== Short problem ==
Count every line in the following entries where the word "pendiente" appears. Give the count alone.

== Input records ==
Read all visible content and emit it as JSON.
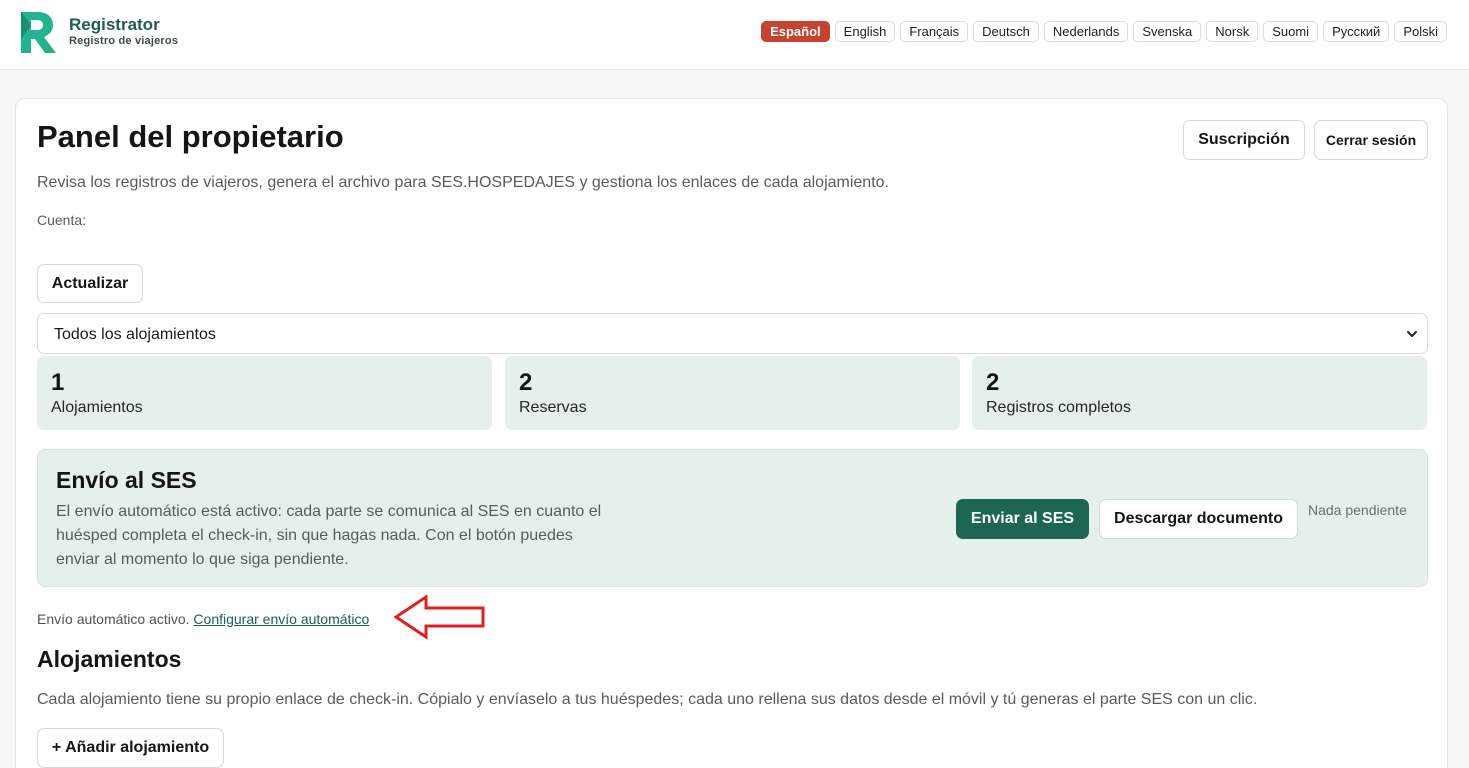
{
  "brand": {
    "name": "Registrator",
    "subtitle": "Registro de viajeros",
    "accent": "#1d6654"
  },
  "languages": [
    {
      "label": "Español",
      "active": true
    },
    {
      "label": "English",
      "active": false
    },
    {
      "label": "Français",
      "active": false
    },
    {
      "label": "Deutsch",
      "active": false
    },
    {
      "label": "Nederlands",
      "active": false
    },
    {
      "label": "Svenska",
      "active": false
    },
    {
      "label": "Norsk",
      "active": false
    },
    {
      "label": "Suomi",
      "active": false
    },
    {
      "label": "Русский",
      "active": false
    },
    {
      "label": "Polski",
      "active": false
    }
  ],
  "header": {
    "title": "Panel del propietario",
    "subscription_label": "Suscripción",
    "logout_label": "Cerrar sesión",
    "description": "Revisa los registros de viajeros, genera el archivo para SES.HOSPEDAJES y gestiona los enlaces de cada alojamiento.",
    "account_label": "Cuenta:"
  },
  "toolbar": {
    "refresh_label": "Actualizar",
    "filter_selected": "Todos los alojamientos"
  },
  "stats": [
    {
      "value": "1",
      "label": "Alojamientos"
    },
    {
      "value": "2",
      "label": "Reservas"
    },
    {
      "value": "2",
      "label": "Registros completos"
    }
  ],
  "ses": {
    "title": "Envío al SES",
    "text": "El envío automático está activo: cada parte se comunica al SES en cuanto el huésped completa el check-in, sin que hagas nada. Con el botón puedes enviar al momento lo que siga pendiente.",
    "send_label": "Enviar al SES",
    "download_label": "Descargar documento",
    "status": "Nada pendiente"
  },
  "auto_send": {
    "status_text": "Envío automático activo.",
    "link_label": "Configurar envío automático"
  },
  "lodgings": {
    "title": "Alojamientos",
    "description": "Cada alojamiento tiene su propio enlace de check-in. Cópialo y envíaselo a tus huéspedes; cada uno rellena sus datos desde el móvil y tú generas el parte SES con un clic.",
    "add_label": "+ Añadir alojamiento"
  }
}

* * *

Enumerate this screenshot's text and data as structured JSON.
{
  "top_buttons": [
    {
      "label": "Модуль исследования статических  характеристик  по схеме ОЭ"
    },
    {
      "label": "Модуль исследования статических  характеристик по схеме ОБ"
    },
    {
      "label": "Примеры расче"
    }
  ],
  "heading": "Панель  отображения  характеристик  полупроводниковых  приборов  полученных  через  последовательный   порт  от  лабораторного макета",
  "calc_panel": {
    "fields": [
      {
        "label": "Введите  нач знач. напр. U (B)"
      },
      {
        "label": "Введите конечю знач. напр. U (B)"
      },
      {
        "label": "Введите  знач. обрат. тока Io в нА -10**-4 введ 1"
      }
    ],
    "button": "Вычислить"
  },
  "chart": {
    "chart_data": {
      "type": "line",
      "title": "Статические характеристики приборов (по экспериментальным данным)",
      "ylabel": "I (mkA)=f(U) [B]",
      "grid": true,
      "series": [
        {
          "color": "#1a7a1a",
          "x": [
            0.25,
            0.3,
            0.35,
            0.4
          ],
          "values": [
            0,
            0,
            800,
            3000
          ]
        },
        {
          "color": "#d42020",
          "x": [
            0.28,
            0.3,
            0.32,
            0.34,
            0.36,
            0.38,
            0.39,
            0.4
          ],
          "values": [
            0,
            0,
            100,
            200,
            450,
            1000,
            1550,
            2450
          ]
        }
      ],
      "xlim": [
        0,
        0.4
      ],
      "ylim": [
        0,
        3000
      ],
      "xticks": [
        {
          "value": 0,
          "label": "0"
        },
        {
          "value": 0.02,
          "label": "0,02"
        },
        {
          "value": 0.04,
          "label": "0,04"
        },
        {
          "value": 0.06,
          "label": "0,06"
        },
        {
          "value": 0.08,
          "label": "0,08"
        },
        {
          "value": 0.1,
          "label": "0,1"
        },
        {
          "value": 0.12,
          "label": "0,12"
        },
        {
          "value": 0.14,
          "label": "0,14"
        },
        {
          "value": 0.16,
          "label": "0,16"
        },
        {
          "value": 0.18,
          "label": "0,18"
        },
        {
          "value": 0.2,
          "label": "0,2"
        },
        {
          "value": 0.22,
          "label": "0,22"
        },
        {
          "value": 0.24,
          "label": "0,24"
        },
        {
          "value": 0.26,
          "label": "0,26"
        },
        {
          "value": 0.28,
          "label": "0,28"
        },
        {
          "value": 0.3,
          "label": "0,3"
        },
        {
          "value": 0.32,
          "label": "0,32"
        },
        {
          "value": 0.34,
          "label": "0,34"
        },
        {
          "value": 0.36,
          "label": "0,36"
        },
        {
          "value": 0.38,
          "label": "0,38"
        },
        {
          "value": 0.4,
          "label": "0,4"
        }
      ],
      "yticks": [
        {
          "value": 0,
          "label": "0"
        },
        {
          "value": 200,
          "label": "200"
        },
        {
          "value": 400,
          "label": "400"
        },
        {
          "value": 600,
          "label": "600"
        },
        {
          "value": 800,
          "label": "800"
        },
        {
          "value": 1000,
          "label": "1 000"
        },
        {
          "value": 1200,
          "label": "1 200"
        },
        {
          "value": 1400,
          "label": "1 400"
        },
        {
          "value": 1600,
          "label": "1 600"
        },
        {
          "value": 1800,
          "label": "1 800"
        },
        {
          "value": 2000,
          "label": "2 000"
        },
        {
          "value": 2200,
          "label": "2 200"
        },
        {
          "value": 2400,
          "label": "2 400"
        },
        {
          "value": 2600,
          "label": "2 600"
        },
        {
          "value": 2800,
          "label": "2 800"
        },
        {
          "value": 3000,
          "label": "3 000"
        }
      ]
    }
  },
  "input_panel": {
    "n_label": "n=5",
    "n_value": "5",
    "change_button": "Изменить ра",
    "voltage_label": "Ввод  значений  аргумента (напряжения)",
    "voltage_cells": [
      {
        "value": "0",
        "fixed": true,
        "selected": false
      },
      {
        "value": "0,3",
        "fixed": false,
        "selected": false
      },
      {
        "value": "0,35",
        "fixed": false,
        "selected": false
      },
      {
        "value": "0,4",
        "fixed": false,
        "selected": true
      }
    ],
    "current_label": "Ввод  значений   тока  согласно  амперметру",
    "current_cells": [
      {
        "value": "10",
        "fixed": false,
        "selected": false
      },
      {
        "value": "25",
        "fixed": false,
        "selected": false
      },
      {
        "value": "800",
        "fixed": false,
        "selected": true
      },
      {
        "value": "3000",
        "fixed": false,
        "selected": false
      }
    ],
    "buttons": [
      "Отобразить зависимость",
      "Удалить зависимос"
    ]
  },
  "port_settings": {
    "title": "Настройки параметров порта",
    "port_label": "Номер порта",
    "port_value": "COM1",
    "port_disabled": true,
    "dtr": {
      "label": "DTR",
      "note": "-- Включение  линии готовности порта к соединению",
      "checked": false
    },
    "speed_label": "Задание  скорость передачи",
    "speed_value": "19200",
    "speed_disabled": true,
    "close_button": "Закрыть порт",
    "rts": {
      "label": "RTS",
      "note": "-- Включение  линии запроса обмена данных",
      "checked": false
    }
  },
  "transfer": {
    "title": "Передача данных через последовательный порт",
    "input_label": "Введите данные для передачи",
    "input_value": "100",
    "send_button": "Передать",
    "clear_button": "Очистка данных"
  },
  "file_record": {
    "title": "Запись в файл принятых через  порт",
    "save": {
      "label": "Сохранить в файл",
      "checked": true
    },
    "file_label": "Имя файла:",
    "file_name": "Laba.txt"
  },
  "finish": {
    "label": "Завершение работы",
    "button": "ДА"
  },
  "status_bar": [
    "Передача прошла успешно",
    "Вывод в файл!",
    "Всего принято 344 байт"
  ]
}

== Response to this task ==
2